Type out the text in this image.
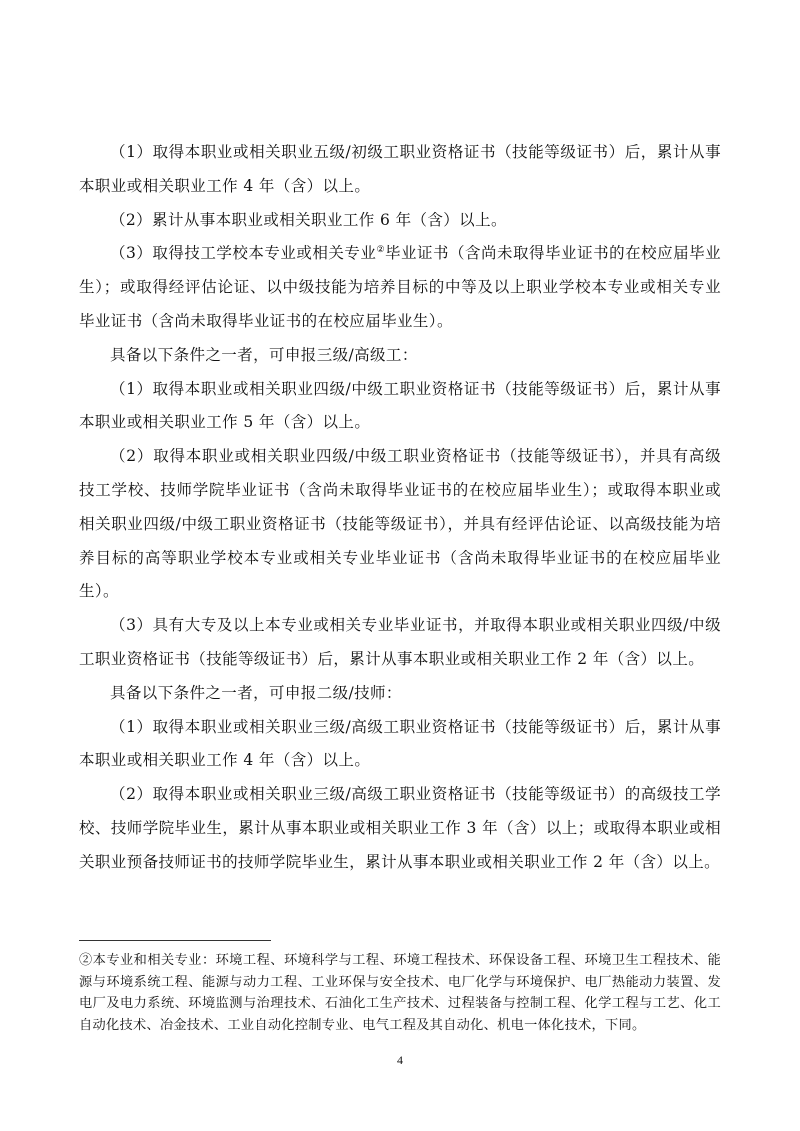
（1）取得本职业或相关职业五级/初级工职业资格证书（技能等级证书）后，累计从事本职业或相关职业工作 4 年（含）以上。

（2）累计从事本职业或相关职业工作 6 年（含）以上。

（3）取得技工学校本专业或相关专业②毕业证书（含尚未取得毕业证书的在校应届毕业生）；或取得经评估论证、以中级技能为培养目标的中等及以上职业学校本专业或相关专业毕业证书（含尚未取得毕业证书的在校应届毕业生）。

具备以下条件之一者，可申报三级/高级工：

（1）取得本职业或相关职业四级/中级工职业资格证书（技能等级证书）后，累计从事本职业或相关职业工作 5 年（含）以上。

（2）取得本职业或相关职业四级/中级工职业资格证书（技能等级证书），并具有高级技工学校、技师学院毕业证书（含尚未取得毕业证书的在校应届毕业生）；或取得本职业或相关职业四级/中级工职业资格证书（技能等级证书），并具有经评估论证、以高级技能为培养目标的高等职业学校本专业或相关专业毕业证书（含尚未取得毕业证书的在校应届毕业生）。

（3）具有大专及以上本专业或相关专业毕业证书，并取得本职业或相关职业四级/中级工职业资格证书（技能等级证书）后，累计从事本职业或相关职业工作 2 年（含）以上。

具备以下条件之一者，可申报二级/技师：

（1）取得本职业或相关职业三级/高级工职业资格证书（技能等级证书）后，累计从事本职业或相关职业工作 4 年（含）以上。

（2）取得本职业或相关职业三级/高级工职业资格证书（技能等级证书）的高级技工学校、技师学院毕业生，累计从事本职业或相关职业工作 3 年（含）以上；或取得本职业或相关职业预备技师证书的技师学院毕业生，累计从事本职业或相关职业工作 2 年（含）以上。

②本专业和相关专业：环境工程、环境科学与工程、环境工程技术、环保设备工程、环境卫生工程技术、能源与环境系统工程、能源与动力工程、工业环保与安全技术、电厂化学与环境保护、电厂热能动力装置、发电厂及电力系统、环境监测与治理技术、石油化工生产技术、过程装备与控制工程、化学工程与工艺、化工自动化技术、冶金技术、工业自动化控制专业、电气工程及其自动化、机电一体化技术，下同。

4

====

Transcribe the records verbatim and omit the images.

Type out the text in this image.
（1）取得本职业或相关职业五级/初级工职业资格证书（技能等级证书）后，累计从事本职业或相关职业工作 4 年（含）以上。

（2）累计从事本职业或相关职业工作 6 年（含）以上。

（3）取得技工学校本专业或相关专业②毕业证书（含尚未取得毕业证书的在校应届毕业生）；或取得经评估论证、以中级技能为培养目标的中等及以上职业学校本专业或相关专业毕业证书（含尚未取得毕业证书的在校应届毕业生）。

具备以下条件之一者，可申报三级/高级工：

（1）取得本职业或相关职业四级/中级工职业资格证书（技能等级证书）后，累计从事本职业或相关职业工作 5 年（含）以上。

（2）取得本职业或相关职业四级/中级工职业资格证书（技能等级证书），并具有高级技工学校、技师学院毕业证书（含尚未取得毕业证书的在校应届毕业生）；或取得本职业或相关职业四级/中级工职业资格证书（技能等级证书），并具有经评估论证、以高级技能为培养目标的高等职业学校本专业或相关专业毕业证书（含尚未取得毕业证书的在校应届毕业生）。

（3）具有大专及以上本专业或相关专业毕业证书，并取得本职业或相关职业四级/中级工职业资格证书（技能等级证书）后，累计从事本职业或相关职业工作 2 年（含）以上。

具备以下条件之一者，可申报二级/技师：

（1）取得本职业或相关职业三级/高级工职业资格证书（技能等级证书）后，累计从事本职业或相关职业工作 4 年（含）以上。

（2）取得本职业或相关职业三级/高级工职业资格证书（技能等级证书）的高级技工学校、技师学院毕业生，累计从事本职业或相关职业工作 3 年（含）以上；或取得本职业或相关职业预备技师证书的技师学院毕业生，累计从事本职业或相关职业工作 2 年（含）以上。

②本专业和相关专业：环境工程、环境科学与工程、环境工程技术、环保设备工程、环境卫生工程技术、能源与环境系统工程、能源与动力工程、工业环保与安全技术、电厂化学与环境保护、电厂热能动力装置、发电厂及电力系统、环境监测与治理技术、石油化工生产技术、过程装备与控制工程、化学工程与工艺、化工自动化技术、冶金技术、工业自动化控制专业、电气工程及其自动化、机电一体化技术，下同。

4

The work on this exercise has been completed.